#### TESTO DI RIFERIMENTO

◆ ◆ ◆ ◆

"La Rivista di Engramma (open access)" ISSN 1826-901X

Interpretare la rovina

Il restauro del Teatro Romano di Clunia tra ricerca archeologica e progetto di architettura.

Flavia Zelli

English abstract

Senza aver com-preso non possiamo pro-gettare.
Massimo Cacciari

Si entra nel futuro retrocedendo.
Paul Valery         

Il teatro di Clunia prima del 1997, vista aerea

L’ambivalenza della rovina, vittima del tempo eppure unico elemento in grado di opporvisi, si riflette nella sua natura di frammento che denuncia simultaneamente l’assenza e la presenza di un’architettura ormai svanita eppure ancora percepibile, se non proprio riconoscibile, nei ritmi e nelle proporzioni di quanto resta. Uno dei temi prioritari dell’intervento architettonico sull’antico è il recupero della leggibilità dei resti, cui archeologi e architetti hanno storicamente dedicato il loro sforzo congiunto, collaborando attivamente in tutte le fasi, dalla scoperta del reperto alla sua restituzione alla società come monumento. In svariate occasioni questa collaborazione ha fornito non solo progetti con mere finalità conservative ma acute risposte al bisogno del presente di rendere più chiaramente comprensibili sia rovine consolidate come tali che i cosiddetti “ruderi diffusi”.

A questo contesto si ascrive il restauro del Teatro di Clunia, opera corale in cui un’equipe di architetti ed archeologi ha fatto dell’interpretazione architettonica delle parti scavate – concepite come entità viva, dunque insieme da studiare nella sua totalità, non come rovine decontestualizzate – la chiave per la valorizzazione del ritrovamento archeologico, attualmente restituito al suo uso antico.

Il teatro di Clunia prima del 1997, vista aerea

La colonia romana di Clunia Sulpicia – già città celtibera – si situa nel nord est della Spagna, nella regione di Castiglia e Leon. Designata Municipio sotto Tiberio, conosce il suo momento di massimo splendore in epoca Flavia, assurgendo a sede del conventus iuridicus Cluniensium, con la conseguente rimodellazione dei suoi edifici pubblici al fine di adeguarsi al nuovo status, anche modificando e ripensando tipologie e dimensioni. È proprio a questo periodo storico che appartiene il teatro, indubbiamente uno dei complessi architettonici di maggior valore della città, un monumentale edificio di grande capacità (tra gli 8.000 e i 9.000 spettatori) e con una decorazione architettonica di qualità superiore alle capacità esecutive dei laboratori locali. Costruito nel I secolo dopo Cristo, venne trasformato in uno spazio per giochi gladiatori a metà del II (169 d.C.) e utilizzato in tal modo fino al XV secolo, periodo a partire del quale probabilmente inizia la fase di saccheggio e la conseguente trasformazione in rovina, che si va progressivamente interrando per via della sua collocazione sul fianco della collina.

◆ ◆ ◆ ◆

#### DATI GREZZI
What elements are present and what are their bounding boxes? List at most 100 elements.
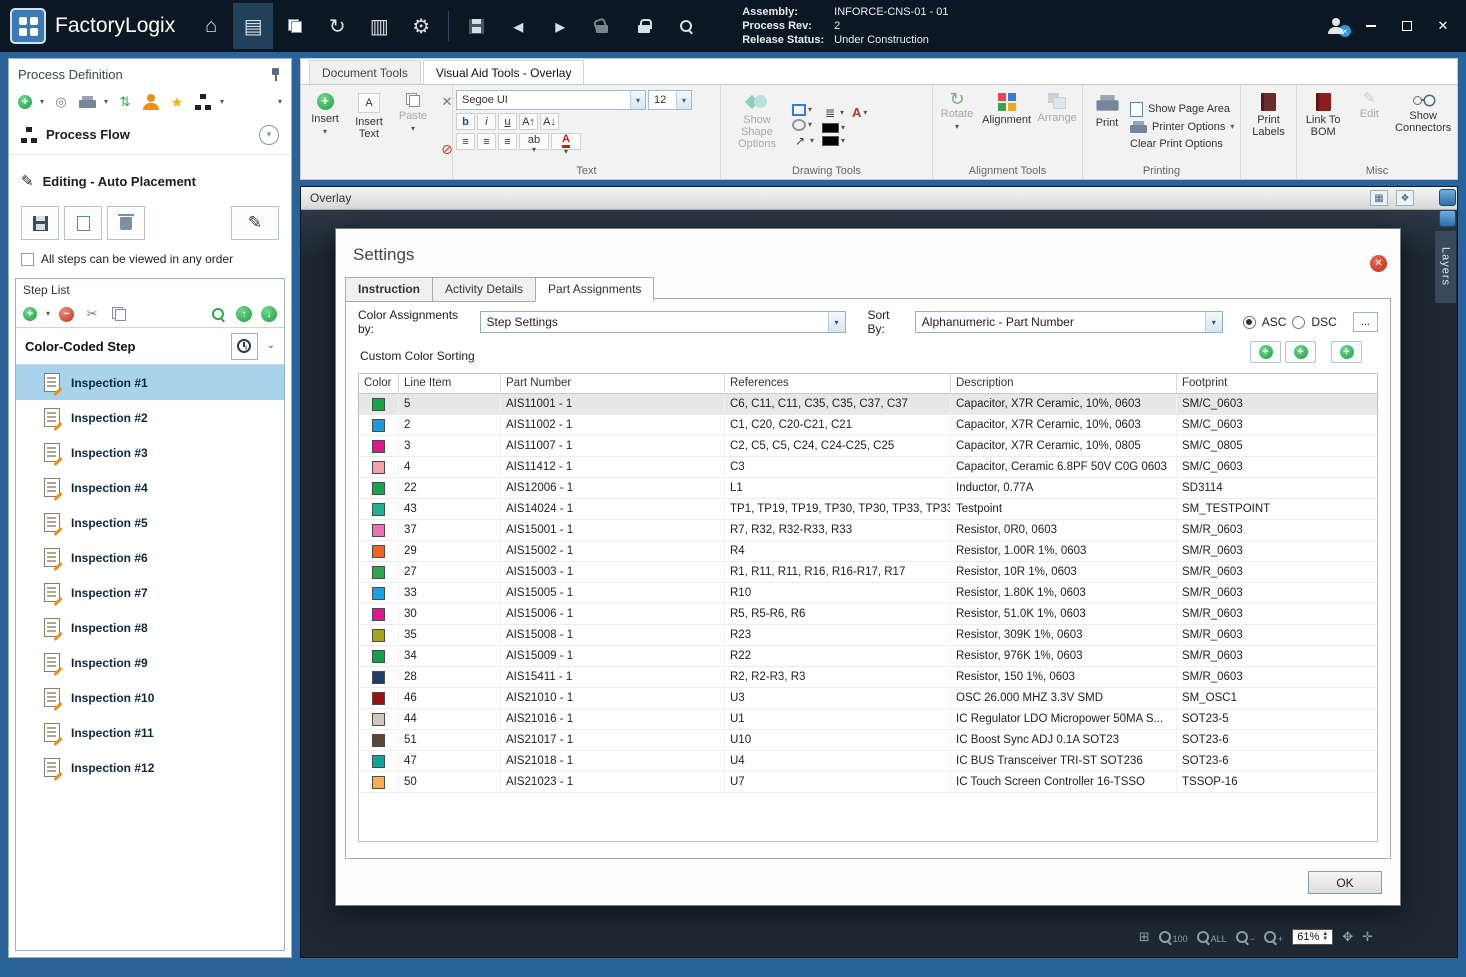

◆ ◆ ◆ ◆

#### DA FARE
a. Le seguenti affermazioni concordano con il testo sul teatro di Clunia? (i) Il teatro poteva accogliere tra gli 8.000 e i 9.000 spettatori. (ii) Clunia si trova nel nord-ovest della Spagna. (iii) Clunia fu designata Municipio sotto Augusto.
b. Perché, secondo il testo sul teatro di Clunia, gli edifici pubblici della città furono rimodellati in epoca flavia?
c. Prosegui il testo sul teatro di Clunia oltre la sua ultima frase.

#### RISPOSTE FINALI
a.
(i) Sì: «un monumentale edificio di grande capacità (tra gli 8.000 e i 9.000 spettatori)».
(ii) No: «si situa nel nord est della Spagna».
(iii) No: «Designata Municipio sotto Tiberio».

b. In epoca flavia Clunia divenne sede del conventus iuridicus Cluniensium. I suoi edifici pubblici furono quindi rimodellati per adeguarsi al nuovo status, anche modificando e ripensando tipologie e dimensioni.

c.
Poiché il teatro era stato costruito nel punto di deflusso nell’invaso di raccolta di tutte le acque piovane della collina su cui era stata insediata la colonia, ciò che restava dell’antico edificio aveva accumulato al proprio interno un numero di detriti e terra tale da renderlo quasi irriconoscibile: la cavea in particolare, per la vegetazione che era cresciuta all’interno, si era trasformata in un piccolo bosco. L’intera zona era stata poi convertita dai contadini ad uso agricolo, e a questo scopo fu destinata fino alla metà del XX secolo; ed è soltanto nel secolo scorso che si impone  e via via si sistematizza la ricerca archeologica sull’area, che tuttavia non arriva a risultati sensibili di recupero dei resti del teatro.

Il complesso teatrale dopo gli scavi eseguiti tra il 1997 e il 2008

Ricostruzione del teatro, vista e planimetria

Solo un lento e costante lavoro di scavo e di consolidamento, in campagne susseguitesi per oltre un decennio (dal 1997 al 2008), ha permesso il parziale recupero della figura del teatro e un suo primo adeguamento per la visita archeologica, in parallelo a un approfondimento della conoscenza in merito alla sua configurazione architettonica, che si andava chiarendo man mano che procedevano, per fasi successive, le ricerche e i lavori di scavo quanto a dimensioni e spazi ancora interrati.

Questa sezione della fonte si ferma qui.